▸ DATA ROWS
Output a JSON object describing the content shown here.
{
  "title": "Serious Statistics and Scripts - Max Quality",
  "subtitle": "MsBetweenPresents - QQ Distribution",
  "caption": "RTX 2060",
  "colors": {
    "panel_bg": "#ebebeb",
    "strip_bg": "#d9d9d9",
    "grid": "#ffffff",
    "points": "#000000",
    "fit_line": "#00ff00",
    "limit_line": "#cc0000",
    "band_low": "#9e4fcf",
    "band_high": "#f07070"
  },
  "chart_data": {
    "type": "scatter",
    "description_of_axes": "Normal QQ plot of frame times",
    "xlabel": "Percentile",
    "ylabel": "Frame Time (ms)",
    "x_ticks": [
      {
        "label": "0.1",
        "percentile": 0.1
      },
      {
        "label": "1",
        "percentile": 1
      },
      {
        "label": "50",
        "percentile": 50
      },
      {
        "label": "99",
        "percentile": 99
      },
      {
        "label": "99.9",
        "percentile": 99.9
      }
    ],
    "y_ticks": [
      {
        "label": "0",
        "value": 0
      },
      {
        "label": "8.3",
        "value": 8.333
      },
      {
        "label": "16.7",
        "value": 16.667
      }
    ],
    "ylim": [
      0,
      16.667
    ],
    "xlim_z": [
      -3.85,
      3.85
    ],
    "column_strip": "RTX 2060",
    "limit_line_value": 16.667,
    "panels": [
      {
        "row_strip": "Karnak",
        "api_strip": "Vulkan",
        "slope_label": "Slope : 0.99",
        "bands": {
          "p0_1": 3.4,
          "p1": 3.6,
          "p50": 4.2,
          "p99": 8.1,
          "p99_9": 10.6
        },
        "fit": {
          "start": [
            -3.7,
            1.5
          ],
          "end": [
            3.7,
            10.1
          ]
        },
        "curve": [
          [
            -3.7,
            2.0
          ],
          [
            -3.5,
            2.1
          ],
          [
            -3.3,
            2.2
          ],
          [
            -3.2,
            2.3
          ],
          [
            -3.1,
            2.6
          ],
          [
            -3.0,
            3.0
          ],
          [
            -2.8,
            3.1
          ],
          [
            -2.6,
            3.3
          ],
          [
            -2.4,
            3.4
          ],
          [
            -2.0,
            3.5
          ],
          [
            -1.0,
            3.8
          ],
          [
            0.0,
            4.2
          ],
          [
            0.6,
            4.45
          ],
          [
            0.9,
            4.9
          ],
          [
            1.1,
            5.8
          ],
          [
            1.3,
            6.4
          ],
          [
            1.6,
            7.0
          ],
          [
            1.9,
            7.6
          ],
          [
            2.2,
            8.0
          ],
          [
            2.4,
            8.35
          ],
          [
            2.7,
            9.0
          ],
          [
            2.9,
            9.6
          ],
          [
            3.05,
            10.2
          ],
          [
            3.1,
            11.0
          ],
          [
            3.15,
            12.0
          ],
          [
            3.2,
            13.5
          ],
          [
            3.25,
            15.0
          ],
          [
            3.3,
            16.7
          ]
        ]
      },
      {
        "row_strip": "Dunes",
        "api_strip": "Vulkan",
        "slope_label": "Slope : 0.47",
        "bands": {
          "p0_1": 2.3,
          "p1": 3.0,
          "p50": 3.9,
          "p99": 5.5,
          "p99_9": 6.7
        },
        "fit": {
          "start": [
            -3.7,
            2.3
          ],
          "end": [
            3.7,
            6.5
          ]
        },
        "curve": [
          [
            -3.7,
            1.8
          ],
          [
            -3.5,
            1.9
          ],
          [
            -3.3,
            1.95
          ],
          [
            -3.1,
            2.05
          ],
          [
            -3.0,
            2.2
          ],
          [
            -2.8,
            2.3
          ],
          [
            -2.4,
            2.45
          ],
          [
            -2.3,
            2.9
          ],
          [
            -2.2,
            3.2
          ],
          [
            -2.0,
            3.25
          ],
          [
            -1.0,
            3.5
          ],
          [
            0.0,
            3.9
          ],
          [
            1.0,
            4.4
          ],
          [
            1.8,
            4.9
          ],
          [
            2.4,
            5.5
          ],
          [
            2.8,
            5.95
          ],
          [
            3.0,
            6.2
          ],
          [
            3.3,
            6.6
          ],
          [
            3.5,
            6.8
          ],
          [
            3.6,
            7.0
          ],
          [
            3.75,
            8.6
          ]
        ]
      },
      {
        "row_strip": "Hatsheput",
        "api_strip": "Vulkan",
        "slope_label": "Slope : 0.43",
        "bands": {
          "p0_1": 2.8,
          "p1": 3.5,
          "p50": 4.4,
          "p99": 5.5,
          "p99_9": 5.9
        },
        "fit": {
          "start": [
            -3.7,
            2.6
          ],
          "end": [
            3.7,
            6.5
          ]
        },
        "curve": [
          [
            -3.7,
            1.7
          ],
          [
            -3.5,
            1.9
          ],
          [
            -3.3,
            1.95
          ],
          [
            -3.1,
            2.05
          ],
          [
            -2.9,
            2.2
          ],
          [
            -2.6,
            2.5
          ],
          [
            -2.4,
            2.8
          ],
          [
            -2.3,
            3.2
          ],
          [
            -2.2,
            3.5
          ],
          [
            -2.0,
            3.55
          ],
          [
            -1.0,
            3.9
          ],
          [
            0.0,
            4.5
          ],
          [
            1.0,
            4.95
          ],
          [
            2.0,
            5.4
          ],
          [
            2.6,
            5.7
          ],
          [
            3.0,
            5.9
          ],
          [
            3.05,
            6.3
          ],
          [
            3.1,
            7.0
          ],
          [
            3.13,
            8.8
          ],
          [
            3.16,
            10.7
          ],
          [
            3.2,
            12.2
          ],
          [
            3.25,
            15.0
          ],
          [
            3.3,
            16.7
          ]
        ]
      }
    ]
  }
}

▸ REQUEST
Transcribe each entry exactly.

▸ COMPLETE OUTPUT
Output a JSON object describing the content shown here.
{
  "title": "Serious Statistics and Scripts - Max Quality",
  "subtitle": "MsBetweenPresents - QQ Distribution",
  "caption": "RTX 2060",
  "colors": {
    "panel_bg": "#ebebeb",
    "strip_bg": "#d9d9d9",
    "grid": "#ffffff",
    "points": "#000000",
    "fit_line": "#00ff00",
    "limit_line": "#cc0000",
    "band_low": "#9e4fcf",
    "band_high": "#f07070"
  },
  "chart_data": {
    "type": "scatter",
    "description_of_axes": "Normal QQ plot of frame times",
    "xlabel": "Percentile",
    "ylabel": "Frame Time (ms)",
    "x_ticks": [
      {
        "label": "0.1",
        "percentile": 0.1
      },
      {
        "label": "1",
        "percentile": 1
      },
      {
        "label": "50",
        "percentile": 50
      },
      {
        "label": "99",
        "percentile": 99
      },
      {
        "label": "99.9",
        "percentile": 99.9
      }
    ],
    "y_ticks": [
      {
        "label": "0",
        "value": 0
      },
      {
        "label": "8.3",
        "value": 8.333
      },
      {
        "label": "16.7",
        "value": 16.667
      }
    ],
    "ylim": [
      0,
      16.667
    ],
    "xlim_z": [
      -3.85,
      3.85
    ],
    "column_strip": "RTX 2060",
    "limit_line_value": 16.667,
    "panels": [
      {
        "row_strip": "Karnak",
        "api_strip": "Vulkan",
        "slope_label": "Slope : 0.99",
        "bands": {
          "p0_1": 3.4,
          "p1": 3.6,
          "p50": 4.2,
          "p99": 8.1,
          "p99_9": 10.6
        },
        "fit": {
          "start": [
            -3.7,
            1.5
          ],
          "end": [
            3.7,
            10.1
          ]
        },
        "curve": [
          [
            -3.7,
            2.0
          ],
          [
            -3.5,
            2.1
          ],
          [
            -3.3,
            2.2
          ],
          [
            -3.2,
            2.3
          ],
          [
            -3.1,
            2.6
          ],
          [
            -3.0,
            3.0
          ],
          [
            -2.8,
            3.1
          ],
          [
            -2.6,
            3.3
          ],
          [
            -2.4,
            3.4
          ],
          [
            -2.0,
            3.5
          ],
          [
            -1.0,
            3.8
          ],
          [
            0.0,
            4.2
          ],
          [
            0.6,
            4.45
          ],
          [
            0.9,
            4.9
          ],
          [
            1.1,
            5.8
          ],
          [
            1.3,
            6.4
          ],
          [
            1.6,
            7.0
          ],
          [
            1.9,
            7.6
          ],
          [
            2.2,
            8.0
          ],
          [
            2.4,
            8.35
          ],
          [
            2.7,
            9.0
          ],
          [
            2.9,
            9.6
          ],
          [
            3.05,
            10.2
          ],
          [
            3.1,
            11.0
          ],
          [
            3.15,
            12.0
          ],
          [
            3.2,
            13.5
          ],
          [
            3.25,
            15.0
          ],
          [
            3.3,
            16.7
          ]
        ]
      },
      {
        "row_strip": "Dunes",
        "api_strip": "Vulkan",
        "slope_label": "Slope : 0.47",
        "bands": {
          "p0_1": 2.3,
          "p1": 3.0,
          "p50": 3.9,
          "p99": 5.5,
          "p99_9": 6.7
        },
        "fit": {
          "start": [
            -3.7,
            2.3
          ],
          "end": [
            3.7,
            6.5
          ]
        },
        "curve": [
          [
            -3.7,
            1.8
          ],
          [
            -3.5,
            1.9
          ],
          [
            -3.3,
            1.95
          ],
          [
            -3.1,
            2.05
          ],
          [
            -3.0,
            2.2
          ],
          [
            -2.8,
            2.3
          ],
          [
            -2.4,
            2.45
          ],
          [
            -2.3,
            2.9
          ],
          [
            -2.2,
            3.2
          ],
          [
            -2.0,
            3.25
          ],
          [
            -1.0,
            3.5
          ],
          [
            0.0,
            3.9
          ],
          [
            1.0,
            4.4
          ],
          [
            1.8,
            4.9
          ],
          [
            2.4,
            5.5
          ],
          [
            2.8,
            5.95
          ],
          [
            3.0,
            6.2
          ],
          [
            3.3,
            6.6
          ],
          [
            3.5,
            6.8
          ],
          [
            3.6,
            7.0
          ],
          [
            3.75,
            8.6
          ]
        ]
      },
      {
        "row_strip": "Hatsheput",
        "api_strip": "Vulkan",
        "slope_label": "Slope : 0.43",
        "bands": {
          "p0_1": 2.8,
          "p1": 3.5,
          "p50": 4.4,
          "p99": 5.5,
          "p99_9": 5.9
        },
        "fit": {
          "start": [
            -3.7,
            2.6
          ],
          "end": [
            3.7,
            6.5
          ]
        },
        "curve": [
          [
            -3.7,
            1.7
          ],
          [
            -3.5,
            1.9
          ],
          [
            -3.3,
            1.95
          ],
          [
            -3.1,
            2.05
          ],
          [
            -2.9,
            2.2
          ],
          [
            -2.6,
            2.5
          ],
          [
            -2.4,
            2.8
          ],
          [
            -2.3,
            3.2
          ],
          [
            -2.2,
            3.5
          ],
          [
            -2.0,
            3.55
          ],
          [
            -1.0,
            3.9
          ],
          [
            0.0,
            4.5
          ],
          [
            1.0,
            4.95
          ],
          [
            2.0,
            5.4
          ],
          [
            2.6,
            5.7
          ],
          [
            3.0,
            5.9
          ],
          [
            3.05,
            6.3
          ],
          [
            3.1,
            7.0
          ],
          [
            3.13,
            8.8
          ],
          [
            3.16,
            10.7
          ],
          [
            3.2,
            12.2
          ],
          [
            3.25,
            15.0
          ],
          [
            3.3,
            16.7
          ]
        ]
      }
    ]
  }
}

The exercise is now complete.